== 页面摘录

LeetCode-Remove Nth Node From End of List

两个pointer，这种无法知道linkedlist size的，（给的是自己定义的 list node） 却要从后往前数的，就需要两个指针，在开始就让他们以前以后相差n，然后一同向后，当前面那个fast的到达末尾的时候，slow正好就到了倒数第n个的前一个。

public class Solution {
public ListNode removeNthFromEnd(ListNode head, int n) {
if ( head == null)
return head;
ListNode first = head;
ListNode second = head;
for ( int i = 0; i < n; i ++ ){
first = first.next;
}
if ( first == null ){
head = head.next;
return head;
}
while ( first.next != null ){
first = first.next;
second= second.next;
}
second.next = second.next.next;
return head;
}
}

注意一下开始的pointer位置的话就可以稍微简化一点：

public ListNode removeNthFromEnd(ListNode head, int n) {

ListNode start = new ListNode(0);
ListNode slow = start, fast = start;
slow.next = head;

//Move fast in front so that the gap between slow and fast becomes n
for(int i=1; i<=n+1; i++) {
fast = fast.next;
}
//Move fast to the end, maintaining the gap
while(fast != null) {
slow = slow.next;
fast = fast.next;
}
//Skip the desired node
slow.next = slow.next.next;
return start.next;
}

====

**练习任务 A:** 请更新数据条目里从含有“Patent image size: (433, 1081).”的那一行起、直到含有“The bracket 261 is at (244, 126).”的那一行为止的各行，把“pressure-sensing”替换为“pressure-measuring”，其余内容一律不变，两端的行都包括在内。

== 数据部分

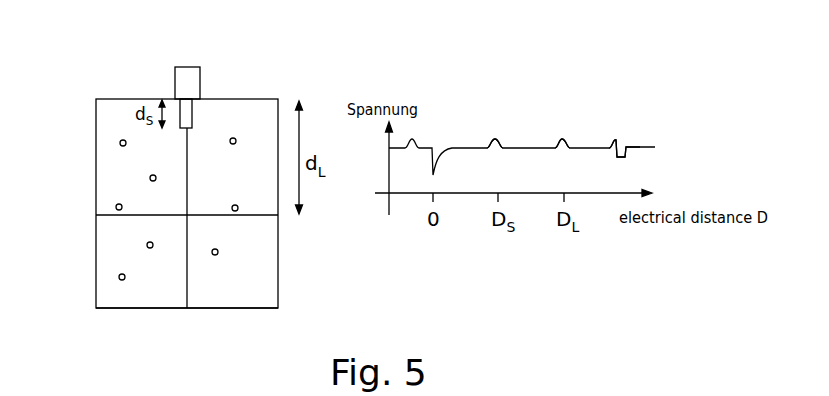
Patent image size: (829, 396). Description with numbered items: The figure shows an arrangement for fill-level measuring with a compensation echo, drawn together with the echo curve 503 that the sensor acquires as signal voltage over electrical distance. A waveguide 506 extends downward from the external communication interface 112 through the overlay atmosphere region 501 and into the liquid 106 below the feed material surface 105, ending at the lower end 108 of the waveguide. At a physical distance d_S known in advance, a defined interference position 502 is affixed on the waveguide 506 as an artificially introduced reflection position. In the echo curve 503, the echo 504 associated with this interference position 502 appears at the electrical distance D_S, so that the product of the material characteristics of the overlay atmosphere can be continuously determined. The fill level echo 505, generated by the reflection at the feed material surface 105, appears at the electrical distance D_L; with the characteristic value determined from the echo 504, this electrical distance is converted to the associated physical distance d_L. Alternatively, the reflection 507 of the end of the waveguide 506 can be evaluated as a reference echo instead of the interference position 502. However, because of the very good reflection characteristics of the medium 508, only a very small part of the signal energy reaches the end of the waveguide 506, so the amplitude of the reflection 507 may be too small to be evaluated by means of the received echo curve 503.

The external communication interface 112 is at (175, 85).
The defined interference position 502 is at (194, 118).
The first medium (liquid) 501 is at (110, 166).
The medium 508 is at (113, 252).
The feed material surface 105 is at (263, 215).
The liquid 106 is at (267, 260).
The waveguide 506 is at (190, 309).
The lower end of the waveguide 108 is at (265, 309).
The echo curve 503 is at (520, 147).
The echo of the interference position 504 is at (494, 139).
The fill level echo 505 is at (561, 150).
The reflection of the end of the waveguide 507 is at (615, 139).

====
== 数据部分

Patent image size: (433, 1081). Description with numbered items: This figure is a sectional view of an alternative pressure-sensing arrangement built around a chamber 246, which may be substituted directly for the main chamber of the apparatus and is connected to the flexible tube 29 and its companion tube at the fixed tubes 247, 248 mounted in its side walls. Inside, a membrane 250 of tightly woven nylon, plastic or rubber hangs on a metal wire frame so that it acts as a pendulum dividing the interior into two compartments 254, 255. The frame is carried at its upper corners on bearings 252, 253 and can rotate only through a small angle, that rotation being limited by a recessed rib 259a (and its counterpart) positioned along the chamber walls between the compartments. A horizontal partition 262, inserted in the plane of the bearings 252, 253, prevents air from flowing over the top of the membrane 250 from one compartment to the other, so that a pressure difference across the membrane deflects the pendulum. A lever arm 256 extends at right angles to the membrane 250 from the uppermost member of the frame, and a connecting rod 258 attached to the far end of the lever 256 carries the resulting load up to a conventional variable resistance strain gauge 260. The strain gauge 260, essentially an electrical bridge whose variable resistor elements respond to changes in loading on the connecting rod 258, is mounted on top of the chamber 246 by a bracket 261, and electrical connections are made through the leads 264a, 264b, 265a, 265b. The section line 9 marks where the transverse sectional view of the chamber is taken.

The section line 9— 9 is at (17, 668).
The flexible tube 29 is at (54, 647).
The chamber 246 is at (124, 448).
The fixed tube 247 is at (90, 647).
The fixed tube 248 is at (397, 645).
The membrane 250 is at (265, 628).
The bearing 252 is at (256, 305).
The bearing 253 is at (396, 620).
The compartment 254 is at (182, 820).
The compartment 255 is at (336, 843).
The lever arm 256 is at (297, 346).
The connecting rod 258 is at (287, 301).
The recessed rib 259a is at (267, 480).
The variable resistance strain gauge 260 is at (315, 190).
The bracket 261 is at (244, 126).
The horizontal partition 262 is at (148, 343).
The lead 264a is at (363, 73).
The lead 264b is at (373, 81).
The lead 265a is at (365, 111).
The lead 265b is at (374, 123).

====

**练习任务 B:** 将页面摘录中以“两个pointer”开头的那一段改写得更简短，保留其主要内容。

**书面回答 A:**
Patent image size: (433, 1081). Description with numbered items: This figure is a sectional view of an alternative pressure-measuring arrangement built around a chamber 246, which may be substituted directly for the main chamber of the apparatus and is connected to the flexible tube 29 and its companion tube at the fixed tubes 247, 248 mounted in its side walls. Inside, a membrane 250 of tightly woven nylon, plastic or rubber hangs on a metal wire frame so that it acts as a pendulum dividing the interior into two compartments 254, 255. The frame is carried at its upper corners on bearings 252, 253 and can rotate only through a small angle, that rotation being limited by a recessed rib 259a (and its counterpart) positioned along the chamber walls between the compartments. A horizontal partition 262, inserted in the plane of the bearings 252, 253, prevents air from flowing over the top of the membrane 250 from one compartment to the other, so that a pressure difference across the membrane deflects the pendulum. A lever arm 256 extends at right angles to the membrane 250 from the uppermost member of the frame, and a connecting rod 258 attached to the far end of the lever 256 carries the resulting load up to a conventional variable resistance strain gauge 260. The strain gauge 260, essentially an electrical bridge whose variable resistor elements respond to changes in loading on the connecting rod 258, is mounted on top of the chamber 246 by a bracket 261, and electrical connections are made through the leads 264a, 264b, 265a, 265b. The section line 9 marks where the transverse sectional view of the chamber is taken.

The section line 9— 9 is at (17, 668).
The flexible tube 29 is at (54, 647).
The chamber 246 is at (124, 448).
The fixed tube 247 is at (90, 647).
The fixed tube 248 is at (397, 645).
The membrane 250 is at (265, 628).
The bearing 252 is at (256, 305).
The bearing 253 is at (396, 620).
The compartment 254 is at (182, 820).
The compartment 255 is at (336, 843).
The lever arm 256 is at (297, 346).
The connecting rod 258 is at (287, 301).
The recessed rib 259a is at (267, 480).
The variable resistance strain gauge 260 is at (315, 190).
The bracket 261 is at (244, 126).

**书面回答 B:** 链表是自定义的list node，无法知道长度，却要从后往前数，这时需要两个指针：先让它们相差n，再一起向后移动。前面的fast到达末尾时，slow正好停在倒数第n个节点的前一个。